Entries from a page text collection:
%%

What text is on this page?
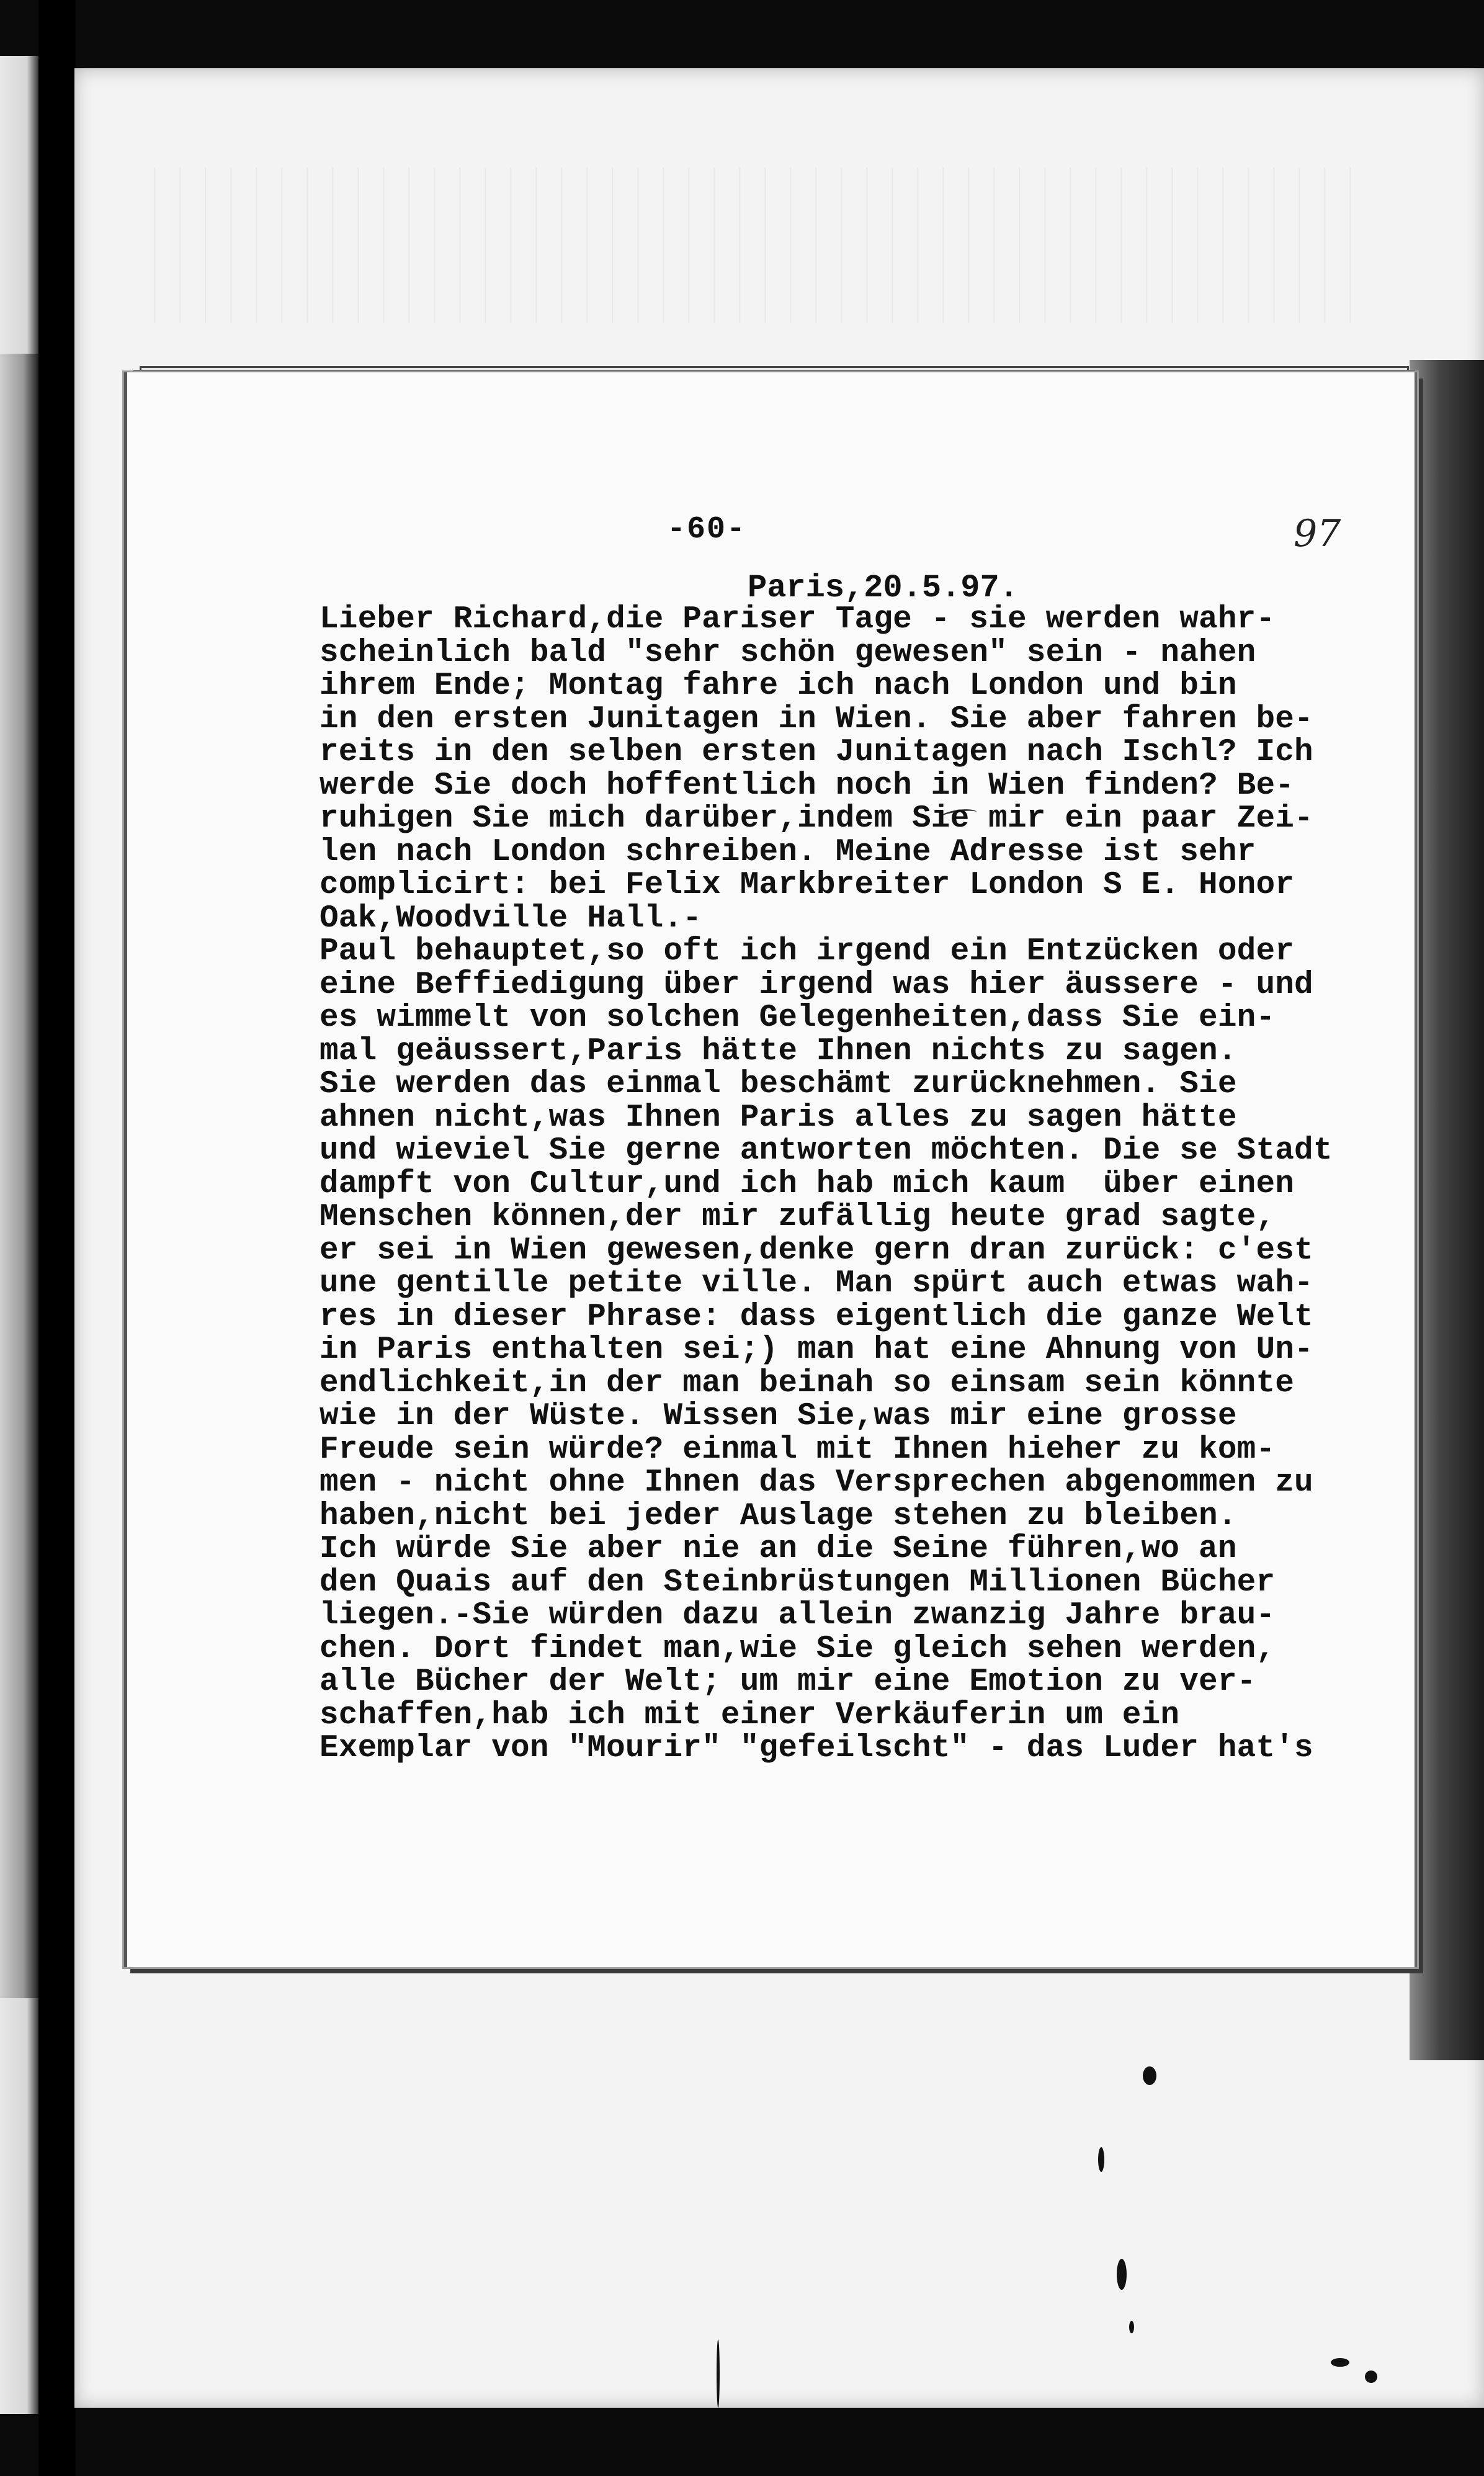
-60-	97
Paris,20.5.97.
Lieber Richard,die Pariser Tage - sie werden wahr-
scheinlich bald "sehr schön gewesen" sein - nahen
ihrem Ende; Montag fahre ich nach London und bin
in den ersten Junitagen in Wien. Sie aber fahren be-
reits in den selben ersten Junitagen nach Ischl? Ich
werde Sie doch hoffentlich noch in Wien finden? Be-
ruhigen Sie mich darüber,indem Sie mir ein paar Zei-
len nach London schreiben. Meine Adresse ist sehr
complicirt: bei Felix Markbreiter London S E. Honor
Oak,Woodville Hall.-
Paul behauptet,so oft ich irgend ein Entzücken oder
eine Beffiedigung über irgend was hier äussere - und
es wimmelt von solchen Gelegenheiten,dass Sie ein-
mal geäussert,Paris hätte Ihnen nichts zu sagen.
Sie werden das einmal beschämt zurücknehmen. Sie
ahnen nicht,was Ihnen Paris alles zu sagen hätte
und wieviel Sie gerne antworten möchten. Die se Stadt
dampft von Cultur,und ich hab mich kaum  über einen
Menschen können,der mir zufällig heute grad sagte,
er sei in Wien gewesen,denke gern dran zurück: c'est
une gentille petite ville. Man spürt auch etwas wah-
res in dieser Phrase: dass eigentlich die ganze Welt
in Paris enthalten sei;) man hat eine Ahnung von Un-
endlichkeit,in der man beinah so einsam sein könnte
wie in der Wüste. Wissen Sie,was mir eine grosse
Freude sein würde? einmal mit Ihnen hieher zu kom-
men - nicht ohne Ihnen das Versprechen abgenommen zu
haben,nicht bei jeder Auslage stehen zu bleiben.
Ich würde Sie aber nie an die Seine führen,wo an
den Quais auf den Steinbrüstungen Millionen Bücher
liegen.-Sie würden dazu allein zwanzig Jahre brau-
chen. Dort findet man,wie Sie gleich sehen werden,
alle Bücher der Welt; um mir eine Emotion zu ver-
schaffen,hab ich mit einer Verkäuferin um ein
Exemplar von "Mourir" "gefeilscht" - das Luder hat's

%%

About this task
Among the entries above, how many lines hold the string "nach"? Answer with the bare number.

Expected output
3